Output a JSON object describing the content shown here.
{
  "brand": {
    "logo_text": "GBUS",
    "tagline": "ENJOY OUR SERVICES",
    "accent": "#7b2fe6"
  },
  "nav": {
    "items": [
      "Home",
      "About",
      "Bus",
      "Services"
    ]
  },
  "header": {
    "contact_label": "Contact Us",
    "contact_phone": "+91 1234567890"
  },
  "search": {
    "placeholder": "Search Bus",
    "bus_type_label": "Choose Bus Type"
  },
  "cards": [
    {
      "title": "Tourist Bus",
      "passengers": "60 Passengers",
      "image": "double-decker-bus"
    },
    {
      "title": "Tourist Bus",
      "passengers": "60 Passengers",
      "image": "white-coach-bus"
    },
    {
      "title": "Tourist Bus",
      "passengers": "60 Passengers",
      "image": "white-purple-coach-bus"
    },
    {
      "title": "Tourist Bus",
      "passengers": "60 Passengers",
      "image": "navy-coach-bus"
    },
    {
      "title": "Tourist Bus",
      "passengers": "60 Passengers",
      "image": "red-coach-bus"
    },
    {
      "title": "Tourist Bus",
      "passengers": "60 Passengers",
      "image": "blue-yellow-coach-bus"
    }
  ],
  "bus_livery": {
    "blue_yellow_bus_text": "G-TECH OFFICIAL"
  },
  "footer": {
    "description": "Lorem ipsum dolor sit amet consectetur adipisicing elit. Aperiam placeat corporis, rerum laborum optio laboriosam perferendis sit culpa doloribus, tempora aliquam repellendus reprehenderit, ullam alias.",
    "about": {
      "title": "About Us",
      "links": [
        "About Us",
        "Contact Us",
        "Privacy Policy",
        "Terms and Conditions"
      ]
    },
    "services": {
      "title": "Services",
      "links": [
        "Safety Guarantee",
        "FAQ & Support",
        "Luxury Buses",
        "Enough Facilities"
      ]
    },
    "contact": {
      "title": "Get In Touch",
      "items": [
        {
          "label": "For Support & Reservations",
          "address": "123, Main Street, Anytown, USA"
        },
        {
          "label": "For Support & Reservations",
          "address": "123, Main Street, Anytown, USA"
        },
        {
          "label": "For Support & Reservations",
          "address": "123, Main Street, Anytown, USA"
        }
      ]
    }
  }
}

────────────────

[INSTRUCTIONS FOR THE TASK] Output every record above exactly as it appears.

[RESULT]
Output a JSON object describing the content shown here.
{
  "brand": {
    "logo_text": "GBUS",
    "tagline": "ENJOY OUR SERVICES",
    "accent": "#7b2fe6"
  },
  "nav": {
    "items": [
      "Home",
      "About",
      "Bus",
      "Services"
    ]
  },
  "header": {
    "contact_label": "Contact Us",
    "contact_phone": "+91 1234567890"
  },
  "search": {
    "placeholder": "Search Bus",
    "bus_type_label": "Choose Bus Type"
  },
  "cards": [
    {
      "title": "Tourist Bus",
      "passengers": "60 Passengers",
      "image": "double-decker-bus"
    },
    {
      "title": "Tourist Bus",
      "passengers": "60 Passengers",
      "image": "white-coach-bus"
    },
    {
      "title": "Tourist Bus",
      "passengers": "60 Passengers",
      "image": "white-purple-coach-bus"
    },
    {
      "title": "Tourist Bus",
      "passengers": "60 Passengers",
      "image": "navy-coach-bus"
    },
    {
      "title": "Tourist Bus",
      "passengers": "60 Passengers",
      "image": "red-coach-bus"
    },
    {
      "title": "Tourist Bus",
      "passengers": "60 Passengers",
      "image": "blue-yellow-coach-bus"
    }
  ],
  "bus_livery": {
    "blue_yellow_bus_text": "G-TECH OFFICIAL"
  },
  "footer": {
    "description": "Lorem ipsum dolor sit amet consectetur adipisicing elit. Aperiam placeat corporis, rerum laborum optio laboriosam perferendis sit culpa doloribus, tempora aliquam repellendus reprehenderit, ullam alias.",
    "about": {
      "title": "About Us",
      "links": [
        "About Us",
        "Contact Us",
        "Privacy Policy",
        "Terms and Conditions"
      ]
    },
    "services": {
      "title": "Services",
      "links": [
        "Safety Guarantee",
        "FAQ & Support",
        "Luxury Buses",
        "Enough Facilities"
      ]
    },
    "contact": {
      "title": "Get In Touch",
      "items": [
        {
          "label": "For Support & Reservations",
          "address": "123, Main Street, Anytown, USA"
        },
        {
          "label": "For Support & Reservations",
          "address": "123, Main Street, Anytown, USA"
        },
        {
          "label": "For Support & Reservations",
          "address": "123, Main Street, Anytown, USA"
        }
      ]
    }
  }
}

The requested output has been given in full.